- Exercise prompt: Retype the data below without altering anything.

- Exercise material:

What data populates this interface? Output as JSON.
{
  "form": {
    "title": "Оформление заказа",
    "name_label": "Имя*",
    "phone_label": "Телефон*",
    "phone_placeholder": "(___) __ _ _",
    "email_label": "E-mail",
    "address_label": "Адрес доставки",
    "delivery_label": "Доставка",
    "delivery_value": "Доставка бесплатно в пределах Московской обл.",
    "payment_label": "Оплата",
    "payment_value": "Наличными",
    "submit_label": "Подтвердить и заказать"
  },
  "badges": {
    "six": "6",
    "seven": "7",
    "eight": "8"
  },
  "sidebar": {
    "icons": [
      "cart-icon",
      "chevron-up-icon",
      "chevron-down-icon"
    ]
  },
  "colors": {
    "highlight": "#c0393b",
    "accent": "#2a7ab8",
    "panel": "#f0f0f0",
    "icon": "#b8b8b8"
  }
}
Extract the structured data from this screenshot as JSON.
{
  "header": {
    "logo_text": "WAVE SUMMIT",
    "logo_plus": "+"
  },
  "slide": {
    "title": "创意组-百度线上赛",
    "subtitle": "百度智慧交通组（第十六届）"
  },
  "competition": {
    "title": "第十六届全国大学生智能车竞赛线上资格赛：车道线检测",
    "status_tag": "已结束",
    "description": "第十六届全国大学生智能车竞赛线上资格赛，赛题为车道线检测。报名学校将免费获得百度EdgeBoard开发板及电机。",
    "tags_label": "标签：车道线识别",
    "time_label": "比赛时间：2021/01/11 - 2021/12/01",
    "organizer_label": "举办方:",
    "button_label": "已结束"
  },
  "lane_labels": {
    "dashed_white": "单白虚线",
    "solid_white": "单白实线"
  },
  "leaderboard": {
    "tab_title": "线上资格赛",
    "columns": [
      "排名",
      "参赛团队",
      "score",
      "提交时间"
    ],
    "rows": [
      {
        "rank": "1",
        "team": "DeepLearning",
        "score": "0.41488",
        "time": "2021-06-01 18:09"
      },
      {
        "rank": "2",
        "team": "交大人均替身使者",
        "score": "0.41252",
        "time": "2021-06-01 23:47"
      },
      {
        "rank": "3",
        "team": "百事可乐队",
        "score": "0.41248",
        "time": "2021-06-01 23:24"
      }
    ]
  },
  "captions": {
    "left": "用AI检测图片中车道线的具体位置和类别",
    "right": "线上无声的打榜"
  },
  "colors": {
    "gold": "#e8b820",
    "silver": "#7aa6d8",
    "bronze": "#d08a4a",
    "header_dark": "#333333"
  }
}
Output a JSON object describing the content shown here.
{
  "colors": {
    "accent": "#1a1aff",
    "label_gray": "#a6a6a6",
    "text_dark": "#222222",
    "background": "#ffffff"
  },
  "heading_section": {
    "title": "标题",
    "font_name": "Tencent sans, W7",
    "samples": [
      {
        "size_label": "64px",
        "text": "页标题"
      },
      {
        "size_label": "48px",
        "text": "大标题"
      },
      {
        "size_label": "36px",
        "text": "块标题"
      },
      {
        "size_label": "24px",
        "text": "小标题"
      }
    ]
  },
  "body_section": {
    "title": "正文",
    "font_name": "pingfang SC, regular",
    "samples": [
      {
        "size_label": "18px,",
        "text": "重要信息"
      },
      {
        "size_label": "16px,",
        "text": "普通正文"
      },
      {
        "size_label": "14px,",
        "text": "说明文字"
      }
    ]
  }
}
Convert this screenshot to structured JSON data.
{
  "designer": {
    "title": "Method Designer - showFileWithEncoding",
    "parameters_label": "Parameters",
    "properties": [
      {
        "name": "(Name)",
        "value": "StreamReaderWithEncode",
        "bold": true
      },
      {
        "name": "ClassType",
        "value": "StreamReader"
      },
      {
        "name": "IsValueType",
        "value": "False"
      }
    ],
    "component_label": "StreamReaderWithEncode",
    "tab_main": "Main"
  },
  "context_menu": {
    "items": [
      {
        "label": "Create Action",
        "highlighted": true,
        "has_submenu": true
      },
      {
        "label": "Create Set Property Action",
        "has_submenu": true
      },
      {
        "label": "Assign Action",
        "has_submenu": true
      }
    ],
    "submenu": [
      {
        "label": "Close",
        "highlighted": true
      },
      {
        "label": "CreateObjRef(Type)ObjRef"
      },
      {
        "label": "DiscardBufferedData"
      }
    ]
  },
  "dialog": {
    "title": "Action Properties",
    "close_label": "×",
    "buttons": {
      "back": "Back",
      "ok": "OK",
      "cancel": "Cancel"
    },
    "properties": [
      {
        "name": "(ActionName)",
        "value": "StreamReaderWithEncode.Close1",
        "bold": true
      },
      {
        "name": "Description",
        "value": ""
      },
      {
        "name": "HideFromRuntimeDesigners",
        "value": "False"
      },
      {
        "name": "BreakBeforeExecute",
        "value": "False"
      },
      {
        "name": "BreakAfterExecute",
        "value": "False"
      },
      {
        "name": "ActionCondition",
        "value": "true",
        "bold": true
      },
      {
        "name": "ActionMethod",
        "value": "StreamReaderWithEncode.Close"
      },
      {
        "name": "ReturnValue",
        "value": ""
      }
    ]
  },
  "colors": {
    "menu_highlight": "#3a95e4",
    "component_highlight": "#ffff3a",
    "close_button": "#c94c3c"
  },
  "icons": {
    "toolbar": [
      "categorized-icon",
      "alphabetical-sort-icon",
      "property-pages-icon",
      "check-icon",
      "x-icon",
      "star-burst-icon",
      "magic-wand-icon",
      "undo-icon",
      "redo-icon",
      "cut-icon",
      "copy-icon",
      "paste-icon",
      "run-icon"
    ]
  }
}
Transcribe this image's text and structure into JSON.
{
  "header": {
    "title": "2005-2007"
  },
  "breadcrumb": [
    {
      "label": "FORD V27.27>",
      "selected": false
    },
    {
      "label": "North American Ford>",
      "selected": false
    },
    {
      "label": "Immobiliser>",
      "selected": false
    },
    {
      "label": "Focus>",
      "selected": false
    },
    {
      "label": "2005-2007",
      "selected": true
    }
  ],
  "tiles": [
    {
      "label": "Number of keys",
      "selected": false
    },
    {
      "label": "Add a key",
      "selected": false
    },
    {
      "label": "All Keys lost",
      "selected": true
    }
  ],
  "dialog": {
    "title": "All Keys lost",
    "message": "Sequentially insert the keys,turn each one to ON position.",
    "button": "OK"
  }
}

- Response for this exercise:
What data populates this interface? Output as JSON.
{
  "form": {
    "title": "Оформление заказа",
    "name_label": "Имя*",
    "phone_label": "Телефон*",
    "phone_placeholder": "(___) __ _ _",
    "email_label": "E-mail",
    "address_label": "Адрес доставки",
    "delivery_label": "Доставка",
    "delivery_value": "Доставка бесплатно в пределах Московской обл.",
    "payment_label": "Оплата",
    "payment_value": "Наличными",
    "submit_label": "Подтвердить и заказать"
  },
  "badges": {
    "six": "6",
    "seven": "7",
    "eight": "8"
  },
  "sidebar": {
    "icons": [
      "cart-icon",
      "chevron-up-icon",
      "chevron-down-icon"
    ]
  },
  "colors": {
    "highlight": "#c0393b",
    "accent": "#2a7ab8",
    "panel": "#f0f0f0",
    "icon": "#b8b8b8"
  }
}
Extract the structured data from this screenshot as JSON.
{
  "header": {
    "logo_text": "WAVE SUMMIT",
    "logo_plus": "+"
  },
  "slide": {
    "title": "创意组-百度线上赛",
    "subtitle": "百度智慧交通组（第十六届）"
  },
  "competition": {
    "title": "第十六届全国大学生智能车竞赛线上资格赛：车道线检测",
    "status_tag": "已结束",
    "description": "第十六届全国大学生智能车竞赛线上资格赛，赛题为车道线检测。报名学校将免费获得百度EdgeBoard开发板及电机。",
    "tags_label": "标签：车道线识别",
    "time_label": "比赛时间：2021/01/11 - 2021/12/01",
    "organizer_label": "举办方:",
    "button_label": "已结束"
  },
  "lane_labels": {
    "dashed_white": "单白虚线",
    "solid_white": "单白实线"
  },
  "leaderboard": {
    "tab_title": "线上资格赛",
    "columns": [
      "排名",
      "参赛团队",
      "score",
      "提交时间"
    ],
    "rows": [
      {
        "rank": "1",
        "team": "DeepLearning",
        "score": "0.41488",
        "time": "2021-06-01 18:09"
      },
      {
        "rank": "2",
        "team": "交大人均替身使者",
        "score": "0.41252",
        "time": "2021-06-01 23:47"
      },
      {
        "rank": "3",
        "team": "百事可乐队",
        "score": "0.41248",
        "time": "2021-06-01 23:24"
      }
    ]
  },
  "captions": {
    "left": "用AI检测图片中车道线的具体位置和类别",
    "right": "线上无声的打榜"
  },
  "colors": {
    "gold": "#e8b820",
    "silver": "#7aa6d8",
    "bronze": "#d08a4a",
    "header_dark": "#333333"
  }
}
Output a JSON object describing the content shown here.
{
  "colors": {
    "accent": "#1a1aff",
    "label_gray": "#a6a6a6",
    "text_dark": "#222222",
    "background": "#ffffff"
  },
  "heading_section": {
    "title": "标题",
    "font_name": "Tencent sans, W7",
    "samples": [
      {
        "size_label": "64px",
        "text": "页标题"
      },
      {
        "size_label": "48px",
        "text": "大标题"
      },
      {
        "size_label": "36px",
        "text": "块标题"
      },
      {
        "size_label": "24px",
        "text": "小标题"
      }
    ]
  },
  "body_section": {
    "title": "正文",
    "font_name": "pingfang SC, regular",
    "samples": [
      {
        "size_label": "18px,",
        "text": "重要信息"
      },
      {
        "size_label": "16px,",
        "text": "普通正文"
      },
      {
        "size_label": "14px,",
        "text": "说明文字"
      }
    ]
  }
}
Convert this screenshot to structured JSON data.
{
  "designer": {
    "title": "Method Designer - showFileWithEncoding",
    "parameters_label": "Parameters",
    "properties": [
      {
        "name": "(Name)",
        "value": "StreamReaderWithEncode",
        "bold": true
      },
      {
        "name": "ClassType",
        "value": "StreamReader"
      },
      {
        "name": "IsValueType",
        "value": "False"
      }
    ],
    "component_label": "StreamReaderWithEncode",
    "tab_main": "Main"
  },
  "context_menu": {
    "items": [
      {
        "label": "Create Action",
        "highlighted": true,
        "has_submenu": true
      },
      {
        "label": "Create Set Property Action",
        "has_submenu": true
      },
      {
        "label": "Assign Action",
        "has_submenu": true
      }
    ],
    "submenu": [
      {
        "label": "Close",
        "highlighted": true
      },
      {
        "label": "CreateObjRef(Type)ObjRef"
      },
      {
        "label": "DiscardBufferedData"
      }
    ]
  },
  "dialog": {
    "title": "Action Properties",
    "close_label": "×",
    "buttons": {
      "back": "Back",
      "ok": "OK",
      "cancel": "Cancel"
    },
    "properties": [
      {
        "name": "(ActionName)",
        "value": "StreamReaderWithEncode.Close1",
        "bold": true
      },
      {
        "name": "Description",
        "value": ""
      },
      {
        "name": "HideFromRuntimeDesigners",
        "value": "False"
      },
      {
        "name": "BreakBeforeExecute",
        "value": "False"
      },
      {
        "name": "BreakAfterExecute",
        "value": "False"
      },
      {
        "name": "ActionCondition",
        "value": "true",
        "bold": true
      },
      {
        "name": "ActionMethod",
        "value": "StreamReaderWithEncode.Close"
      },
      {
        "name": "ReturnValue",
        "value": ""
      }
    ]
  },
  "colors": {
    "menu_highlight": "#3a95e4",
    "component_highlight": "#ffff3a",
    "close_button": "#c94c3c"
  },
  "icons": {
    "toolbar": [
      "categorized-icon",
      "alphabetical-sort-icon",
      "property-pages-icon",
      "check-icon",
      "x-icon",
      "star-burst-icon",
      "magic-wand-icon",
      "undo-icon",
      "redo-icon",
      "cut-icon",
      "copy-icon",
      "paste-icon",
      "run-icon"
    ]
  }
}
Transcribe this image's text and structure into JSON.
{
  "header": {
    "title": "2005-2007"
  },
  "breadcrumb": [
    {
      "label": "FORD V27.27>",
      "selected": false
    },
    {
      "label": "North American Ford>",
      "selected": false
    },
    {
      "label": "Immobiliser>",
      "selected": false
    },
    {
      "label": "Focus>",
      "selected": false
    },
    {
      "label": "2005-2007",
      "selected": true
    }
  ],
  "tiles": [
    {
      "label": "Number of keys",
      "selected": false
    },
    {
      "label": "Add a key",
      "selected": false
    },
    {
      "label": "All Keys lost",
      "selected": true
    }
  ],
  "dialog": {
    "title": "All Keys lost",
    "message": "Sequentially insert the keys,turn each one to ON position.",
    "button": "OK"
  }
}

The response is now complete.